Aim »
Print all entries word for word.

Supplied material »

################

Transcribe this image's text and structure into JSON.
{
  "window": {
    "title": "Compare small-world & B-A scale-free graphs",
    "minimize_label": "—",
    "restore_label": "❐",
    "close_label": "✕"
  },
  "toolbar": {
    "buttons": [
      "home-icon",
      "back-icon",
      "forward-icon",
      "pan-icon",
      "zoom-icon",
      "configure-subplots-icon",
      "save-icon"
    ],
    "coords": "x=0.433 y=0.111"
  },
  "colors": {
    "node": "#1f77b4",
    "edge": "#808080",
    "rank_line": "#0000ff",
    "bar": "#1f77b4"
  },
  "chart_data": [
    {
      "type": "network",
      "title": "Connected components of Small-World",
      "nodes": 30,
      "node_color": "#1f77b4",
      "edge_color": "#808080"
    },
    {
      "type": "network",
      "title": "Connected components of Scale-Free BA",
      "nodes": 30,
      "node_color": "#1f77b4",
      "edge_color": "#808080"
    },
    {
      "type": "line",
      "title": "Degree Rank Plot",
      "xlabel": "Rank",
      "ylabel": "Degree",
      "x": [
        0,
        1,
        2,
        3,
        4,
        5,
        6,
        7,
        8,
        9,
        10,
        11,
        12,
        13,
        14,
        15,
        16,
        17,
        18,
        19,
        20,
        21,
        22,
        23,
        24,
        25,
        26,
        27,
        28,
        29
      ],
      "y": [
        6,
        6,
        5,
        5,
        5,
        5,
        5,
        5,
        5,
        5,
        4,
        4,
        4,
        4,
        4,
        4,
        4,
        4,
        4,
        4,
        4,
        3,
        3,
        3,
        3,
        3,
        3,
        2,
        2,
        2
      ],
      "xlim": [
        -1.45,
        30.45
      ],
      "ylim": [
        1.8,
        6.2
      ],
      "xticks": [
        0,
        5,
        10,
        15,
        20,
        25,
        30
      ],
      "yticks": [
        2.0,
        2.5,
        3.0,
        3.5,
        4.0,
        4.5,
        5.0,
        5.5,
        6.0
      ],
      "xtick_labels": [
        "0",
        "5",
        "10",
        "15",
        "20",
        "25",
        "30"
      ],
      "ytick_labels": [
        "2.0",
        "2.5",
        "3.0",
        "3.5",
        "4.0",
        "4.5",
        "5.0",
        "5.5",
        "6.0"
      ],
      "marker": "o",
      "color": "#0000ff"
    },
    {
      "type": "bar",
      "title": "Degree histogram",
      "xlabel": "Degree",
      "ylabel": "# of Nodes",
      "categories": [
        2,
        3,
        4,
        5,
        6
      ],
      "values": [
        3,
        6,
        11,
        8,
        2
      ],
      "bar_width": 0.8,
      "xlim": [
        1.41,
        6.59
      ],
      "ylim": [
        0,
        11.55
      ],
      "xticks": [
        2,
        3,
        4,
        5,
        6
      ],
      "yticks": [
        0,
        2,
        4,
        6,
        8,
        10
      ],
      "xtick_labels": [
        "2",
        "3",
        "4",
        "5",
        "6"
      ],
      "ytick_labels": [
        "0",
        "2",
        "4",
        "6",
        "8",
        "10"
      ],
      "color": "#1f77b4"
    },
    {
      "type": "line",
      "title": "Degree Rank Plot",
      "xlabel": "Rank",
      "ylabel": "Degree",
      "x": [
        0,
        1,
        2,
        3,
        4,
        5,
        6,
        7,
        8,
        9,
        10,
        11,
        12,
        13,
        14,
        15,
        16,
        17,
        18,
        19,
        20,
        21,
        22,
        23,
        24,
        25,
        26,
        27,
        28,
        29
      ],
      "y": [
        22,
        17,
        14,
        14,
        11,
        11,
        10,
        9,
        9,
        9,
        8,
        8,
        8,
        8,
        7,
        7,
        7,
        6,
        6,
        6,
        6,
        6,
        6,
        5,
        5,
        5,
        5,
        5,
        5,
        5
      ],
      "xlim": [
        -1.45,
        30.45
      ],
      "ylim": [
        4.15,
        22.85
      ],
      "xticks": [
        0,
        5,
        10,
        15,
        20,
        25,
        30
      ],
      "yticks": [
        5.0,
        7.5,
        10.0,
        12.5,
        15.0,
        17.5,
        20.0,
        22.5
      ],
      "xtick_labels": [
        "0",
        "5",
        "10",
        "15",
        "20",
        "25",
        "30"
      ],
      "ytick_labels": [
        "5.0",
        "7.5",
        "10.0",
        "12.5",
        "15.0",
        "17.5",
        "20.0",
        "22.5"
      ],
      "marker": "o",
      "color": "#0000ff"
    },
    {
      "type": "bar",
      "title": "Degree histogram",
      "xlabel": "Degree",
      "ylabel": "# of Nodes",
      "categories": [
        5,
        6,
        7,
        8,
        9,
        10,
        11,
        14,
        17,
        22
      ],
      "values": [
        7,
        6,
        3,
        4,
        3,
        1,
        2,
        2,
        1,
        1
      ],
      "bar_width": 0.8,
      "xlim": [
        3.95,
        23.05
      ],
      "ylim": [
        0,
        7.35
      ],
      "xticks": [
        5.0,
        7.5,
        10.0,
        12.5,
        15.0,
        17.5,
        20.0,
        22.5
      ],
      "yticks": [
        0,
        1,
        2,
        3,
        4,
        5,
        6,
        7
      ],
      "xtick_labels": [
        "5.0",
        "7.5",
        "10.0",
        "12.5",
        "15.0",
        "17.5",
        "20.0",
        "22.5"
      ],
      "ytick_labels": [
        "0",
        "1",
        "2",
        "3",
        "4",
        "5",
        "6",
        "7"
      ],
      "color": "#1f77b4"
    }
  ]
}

################

Worked answer »
Transcribe this image's text and structure into JSON.
{
  "window": {
    "title": "Compare small-world & B-A scale-free graphs",
    "minimize_label": "—",
    "restore_label": "❐",
    "close_label": "✕"
  },
  "toolbar": {
    "buttons": [
      "home-icon",
      "back-icon",
      "forward-icon",
      "pan-icon",
      "zoom-icon",
      "configure-subplots-icon",
      "save-icon"
    ],
    "coords": "x=0.433 y=0.111"
  },
  "colors": {
    "node": "#1f77b4",
    "edge": "#808080",
    "rank_line": "#0000ff",
    "bar": "#1f77b4"
  },
  "chart_data": [
    {
      "type": "network",
      "title": "Connected components of Small-World",
      "nodes": 30,
      "node_color": "#1f77b4",
      "edge_color": "#808080"
    },
    {
      "type": "network",
      "title": "Connected components of Scale-Free BA",
      "nodes": 30,
      "node_color": "#1f77b4",
      "edge_color": "#808080"
    },
    {
      "type": "line",
      "title": "Degree Rank Plot",
      "xlabel": "Rank",
      "ylabel": "Degree",
      "x": [
        0,
        1,
        2,
        3,
        4,
        5,
        6,
        7,
        8,
        9,
        10,
        11,
        12,
        13,
        14,
        15,
        16,
        17,
        18,
        19,
        20,
        21,
        22,
        23,
        24,
        25,
        26,
        27,
        28,
        29
      ],
      "y": [
        6,
        6,
        5,
        5,
        5,
        5,
        5,
        5,
        5,
        5,
        4,
        4,
        4,
        4,
        4,
        4,
        4,
        4,
        4,
        4,
        4,
        3,
        3,
        3,
        3,
        3,
        3,
        2,
        2,
        2
      ],
      "xlim": [
        -1.45,
        30.45
      ],
      "ylim": [
        1.8,
        6.2
      ],
      "xticks": [
        0,
        5,
        10,
        15,
        20,
        25,
        30
      ],
      "yticks": [
        2.0,
        2.5,
        3.0,
        3.5,
        4.0,
        4.5,
        5.0,
        5.5,
        6.0
      ],
      "xtick_labels": [
        "0",
        "5",
        "10",
        "15",
        "20",
        "25",
        "30"
      ],
      "ytick_labels": [
        "2.0",
        "2.5",
        "3.0",
        "3.5",
        "4.0",
        "4.5",
        "5.0",
        "5.5",
        "6.0"
      ],
      "marker": "o",
      "color": "#0000ff"
    },
    {
      "type": "bar",
      "title": "Degree histogram",
      "xlabel": "Degree",
      "ylabel": "# of Nodes",
      "categories": [
        2,
        3,
        4,
        5,
        6
      ],
      "values": [
        3,
        6,
        11,
        8,
        2
      ],
      "bar_width": 0.8,
      "xlim": [
        1.41,
        6.59
      ],
      "ylim": [
        0,
        11.55
      ],
      "xticks": [
        2,
        3,
        4,
        5,
        6
      ],
      "yticks": [
        0,
        2,
        4,
        6,
        8,
        10
      ],
      "xtick_labels": [
        "2",
        "3",
        "4",
        "5",
        "6"
      ],
      "ytick_labels": [
        "0",
        "2",
        "4",
        "6",
        "8",
        "10"
      ],
      "color": "#1f77b4"
    },
    {
      "type": "line",
      "title": "Degree Rank Plot",
      "xlabel": "Rank",
      "ylabel": "Degree",
      "x": [
        0,
        1,
        2,
        3,
        4,
        5,
        6,
        7,
        8,
        9,
        10,
        11,
        12,
        13,
        14,
        15,
        16,
        17,
        18,
        19,
        20,
        21,
        22,
        23,
        24,
        25,
        26,
        27,
        28,
        29
      ],
      "y": [
        22,
        17,
        14,
        14,
        11,
        11,
        10,
        9,
        9,
        9,
        8,
        8,
        8,
        8,
        7,
        7,
        7,
        6,
        6,
        6,
        6,
        6,
        6,
        5,
        5,
        5,
        5,
        5,
        5,
        5
      ],
      "xlim": [
        -1.45,
        30.45
      ],
      "ylim": [
        4.15,
        22.85
      ],
      "xticks": [
        0,
        5,
        10,
        15,
        20,
        25,
        30
      ],
      "yticks": [
        5.0,
        7.5,
        10.0,
        12.5,
        15.0,
        17.5,
        20.0,
        22.5
      ],
      "xtick_labels": [
        "0",
        "5",
        "10",
        "15",
        "20",
        "25",
        "30"
      ],
      "ytick_labels": [
        "5.0",
        "7.5",
        "10.0",
        "12.5",
        "15.0",
        "17.5",
        "20.0",
        "22.5"
      ],
      "marker": "o",
      "color": "#0000ff"
    },
    {
      "type": "bar",
      "title": "Degree histogram",
      "xlabel": "Degree",
      "ylabel": "# of Nodes",
      "categories": [
        5,
        6,
        7,
        8,
        9,
        10,
        11,
        14,
        17,
        22
      ],
      "values": [
        7,
        6,
        3,
        4,
        3,
        1,
        2,
        2,
        1,
        1
      ],
      "bar_width": 0.8,
      "xlim": [
        3.95,
        23.05
      ],
      "ylim": [
        0,
        7.35
      ],
      "xticks": [
        5.0,
        7.5,
        10.0,
        12.5,
        15.0,
        17.5,
        20.0,
        22.5
      ],
      "yticks": [
        0,
        1,
        2,
        3,
        4,
        5,
        6,
        7
      ],
      "xtick_labels": [
        "5.0",
        "7.5",
        "10.0",
        "12.5",
        "15.0",
        "17.5",
        "20.0",
        "22.5"
      ],
      "ytick_labels": [
        "0",
        "1",
        "2",
        "3",
        "4",
        "5",
        "6",
        "7"
      ],
      "color": "#1f77b4"
    }
  ]
}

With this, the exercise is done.